INSTRUCTION:
Find the number of lines in these records where the word "color" appears. Reply with that number and nothing more.

DATA EXTRACT:
## Start
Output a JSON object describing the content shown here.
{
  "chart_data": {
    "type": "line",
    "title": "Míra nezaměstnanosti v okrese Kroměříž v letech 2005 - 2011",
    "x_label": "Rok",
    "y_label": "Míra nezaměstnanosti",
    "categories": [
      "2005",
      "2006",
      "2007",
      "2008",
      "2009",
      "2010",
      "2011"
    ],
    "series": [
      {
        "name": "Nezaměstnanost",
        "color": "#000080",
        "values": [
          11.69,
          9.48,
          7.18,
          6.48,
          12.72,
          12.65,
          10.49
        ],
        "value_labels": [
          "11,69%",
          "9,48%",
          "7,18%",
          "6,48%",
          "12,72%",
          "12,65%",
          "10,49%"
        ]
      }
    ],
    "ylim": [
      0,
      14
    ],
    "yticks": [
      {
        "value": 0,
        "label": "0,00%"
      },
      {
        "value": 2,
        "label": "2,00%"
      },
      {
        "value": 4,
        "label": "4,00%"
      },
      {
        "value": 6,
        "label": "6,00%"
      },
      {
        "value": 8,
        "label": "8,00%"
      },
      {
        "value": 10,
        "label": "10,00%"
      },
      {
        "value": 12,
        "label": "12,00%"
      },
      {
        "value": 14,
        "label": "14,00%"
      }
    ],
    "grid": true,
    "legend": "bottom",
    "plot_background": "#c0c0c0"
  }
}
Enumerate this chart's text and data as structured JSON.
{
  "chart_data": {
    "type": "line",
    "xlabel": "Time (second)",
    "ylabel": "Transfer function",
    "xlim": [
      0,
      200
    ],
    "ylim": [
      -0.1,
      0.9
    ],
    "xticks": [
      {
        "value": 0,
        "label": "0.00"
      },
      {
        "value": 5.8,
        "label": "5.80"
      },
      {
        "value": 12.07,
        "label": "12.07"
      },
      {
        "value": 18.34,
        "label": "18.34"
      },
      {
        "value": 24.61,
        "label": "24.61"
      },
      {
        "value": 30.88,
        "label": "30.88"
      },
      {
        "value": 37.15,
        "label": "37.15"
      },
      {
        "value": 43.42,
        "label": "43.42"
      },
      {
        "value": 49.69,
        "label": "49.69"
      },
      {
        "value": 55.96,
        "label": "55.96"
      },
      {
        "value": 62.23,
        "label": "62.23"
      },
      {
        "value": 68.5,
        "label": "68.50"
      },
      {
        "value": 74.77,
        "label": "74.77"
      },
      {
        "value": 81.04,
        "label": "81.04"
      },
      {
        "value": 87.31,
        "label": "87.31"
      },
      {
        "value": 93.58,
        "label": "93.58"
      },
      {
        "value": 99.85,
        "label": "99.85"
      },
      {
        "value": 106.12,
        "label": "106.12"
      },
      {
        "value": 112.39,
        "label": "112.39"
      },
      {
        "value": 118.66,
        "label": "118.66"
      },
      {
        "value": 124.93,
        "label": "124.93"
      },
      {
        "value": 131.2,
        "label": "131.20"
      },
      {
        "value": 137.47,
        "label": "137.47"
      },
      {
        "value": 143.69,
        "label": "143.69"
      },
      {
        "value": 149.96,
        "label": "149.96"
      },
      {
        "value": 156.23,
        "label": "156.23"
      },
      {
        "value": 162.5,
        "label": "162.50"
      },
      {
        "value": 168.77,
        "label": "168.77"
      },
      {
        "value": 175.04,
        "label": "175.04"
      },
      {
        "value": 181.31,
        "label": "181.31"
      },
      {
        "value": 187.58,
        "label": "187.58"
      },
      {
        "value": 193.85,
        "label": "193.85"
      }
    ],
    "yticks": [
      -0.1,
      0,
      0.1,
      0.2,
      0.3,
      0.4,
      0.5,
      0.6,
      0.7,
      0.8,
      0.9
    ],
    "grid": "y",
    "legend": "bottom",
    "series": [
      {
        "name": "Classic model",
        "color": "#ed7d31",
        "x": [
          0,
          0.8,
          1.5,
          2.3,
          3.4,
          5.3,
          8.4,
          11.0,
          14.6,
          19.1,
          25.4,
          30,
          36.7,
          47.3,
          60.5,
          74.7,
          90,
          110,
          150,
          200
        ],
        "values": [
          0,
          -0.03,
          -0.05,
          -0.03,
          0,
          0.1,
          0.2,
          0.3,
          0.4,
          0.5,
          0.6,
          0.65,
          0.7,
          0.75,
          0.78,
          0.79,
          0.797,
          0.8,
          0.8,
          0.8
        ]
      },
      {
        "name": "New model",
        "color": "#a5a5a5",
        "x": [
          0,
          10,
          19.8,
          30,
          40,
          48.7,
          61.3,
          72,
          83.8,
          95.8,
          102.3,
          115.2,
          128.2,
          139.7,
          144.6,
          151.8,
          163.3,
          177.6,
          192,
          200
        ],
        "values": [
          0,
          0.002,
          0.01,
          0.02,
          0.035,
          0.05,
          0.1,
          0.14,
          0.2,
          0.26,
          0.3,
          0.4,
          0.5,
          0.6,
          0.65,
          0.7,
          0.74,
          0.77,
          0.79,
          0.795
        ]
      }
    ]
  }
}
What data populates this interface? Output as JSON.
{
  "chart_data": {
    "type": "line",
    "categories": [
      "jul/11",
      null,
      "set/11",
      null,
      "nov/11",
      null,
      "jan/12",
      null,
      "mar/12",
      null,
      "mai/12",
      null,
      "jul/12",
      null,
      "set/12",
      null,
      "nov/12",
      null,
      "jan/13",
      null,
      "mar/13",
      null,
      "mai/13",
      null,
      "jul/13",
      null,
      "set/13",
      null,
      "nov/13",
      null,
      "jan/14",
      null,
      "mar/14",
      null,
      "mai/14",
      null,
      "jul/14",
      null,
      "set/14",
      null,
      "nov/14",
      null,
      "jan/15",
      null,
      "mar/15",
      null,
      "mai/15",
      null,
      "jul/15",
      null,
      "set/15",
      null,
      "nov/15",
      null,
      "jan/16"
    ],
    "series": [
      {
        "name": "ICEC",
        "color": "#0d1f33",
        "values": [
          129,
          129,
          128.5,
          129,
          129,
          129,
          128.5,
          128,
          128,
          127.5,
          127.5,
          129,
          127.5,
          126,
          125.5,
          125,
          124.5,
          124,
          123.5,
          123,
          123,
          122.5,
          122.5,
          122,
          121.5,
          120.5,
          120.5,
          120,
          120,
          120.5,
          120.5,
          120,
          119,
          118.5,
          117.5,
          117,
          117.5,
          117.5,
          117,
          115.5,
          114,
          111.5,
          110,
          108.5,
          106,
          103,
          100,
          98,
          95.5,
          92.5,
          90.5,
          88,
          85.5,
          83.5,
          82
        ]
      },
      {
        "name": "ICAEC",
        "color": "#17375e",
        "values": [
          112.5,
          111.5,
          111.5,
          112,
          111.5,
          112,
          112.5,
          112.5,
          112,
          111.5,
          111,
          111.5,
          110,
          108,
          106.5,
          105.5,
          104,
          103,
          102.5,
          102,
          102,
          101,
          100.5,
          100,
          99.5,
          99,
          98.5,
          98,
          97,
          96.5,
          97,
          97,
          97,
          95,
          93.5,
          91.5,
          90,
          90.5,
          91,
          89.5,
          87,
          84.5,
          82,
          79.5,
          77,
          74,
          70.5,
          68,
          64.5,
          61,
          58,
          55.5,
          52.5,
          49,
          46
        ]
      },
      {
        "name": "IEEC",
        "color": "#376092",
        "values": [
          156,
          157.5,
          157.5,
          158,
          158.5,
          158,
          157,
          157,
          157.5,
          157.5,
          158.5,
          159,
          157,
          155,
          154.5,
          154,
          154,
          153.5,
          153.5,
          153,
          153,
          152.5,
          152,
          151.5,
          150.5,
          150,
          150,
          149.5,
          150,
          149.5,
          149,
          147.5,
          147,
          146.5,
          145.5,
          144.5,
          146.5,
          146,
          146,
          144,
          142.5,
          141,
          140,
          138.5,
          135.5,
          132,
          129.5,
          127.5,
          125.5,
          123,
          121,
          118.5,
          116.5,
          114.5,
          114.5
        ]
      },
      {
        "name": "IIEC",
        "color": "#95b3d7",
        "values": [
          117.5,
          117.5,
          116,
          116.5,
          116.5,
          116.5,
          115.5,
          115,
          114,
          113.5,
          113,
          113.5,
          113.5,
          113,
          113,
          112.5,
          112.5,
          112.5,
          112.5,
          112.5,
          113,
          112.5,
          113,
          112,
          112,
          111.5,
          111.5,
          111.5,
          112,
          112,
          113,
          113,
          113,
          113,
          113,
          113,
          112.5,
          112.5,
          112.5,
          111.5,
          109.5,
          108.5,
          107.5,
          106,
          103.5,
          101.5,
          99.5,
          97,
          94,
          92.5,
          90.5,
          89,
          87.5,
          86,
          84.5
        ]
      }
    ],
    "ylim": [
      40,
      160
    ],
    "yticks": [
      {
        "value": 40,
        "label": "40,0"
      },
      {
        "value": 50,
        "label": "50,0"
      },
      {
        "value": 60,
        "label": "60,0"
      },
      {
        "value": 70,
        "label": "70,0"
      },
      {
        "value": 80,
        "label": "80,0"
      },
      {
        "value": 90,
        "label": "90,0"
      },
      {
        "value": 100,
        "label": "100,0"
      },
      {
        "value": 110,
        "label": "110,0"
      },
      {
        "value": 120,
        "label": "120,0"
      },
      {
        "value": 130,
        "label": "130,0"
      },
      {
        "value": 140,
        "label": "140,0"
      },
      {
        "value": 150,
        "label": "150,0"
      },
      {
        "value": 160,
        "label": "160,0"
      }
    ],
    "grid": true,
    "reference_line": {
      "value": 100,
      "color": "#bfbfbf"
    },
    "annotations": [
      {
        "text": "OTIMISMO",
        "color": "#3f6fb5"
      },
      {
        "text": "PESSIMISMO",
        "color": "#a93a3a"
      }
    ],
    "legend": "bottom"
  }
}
## End
TASK OUTPUT:
10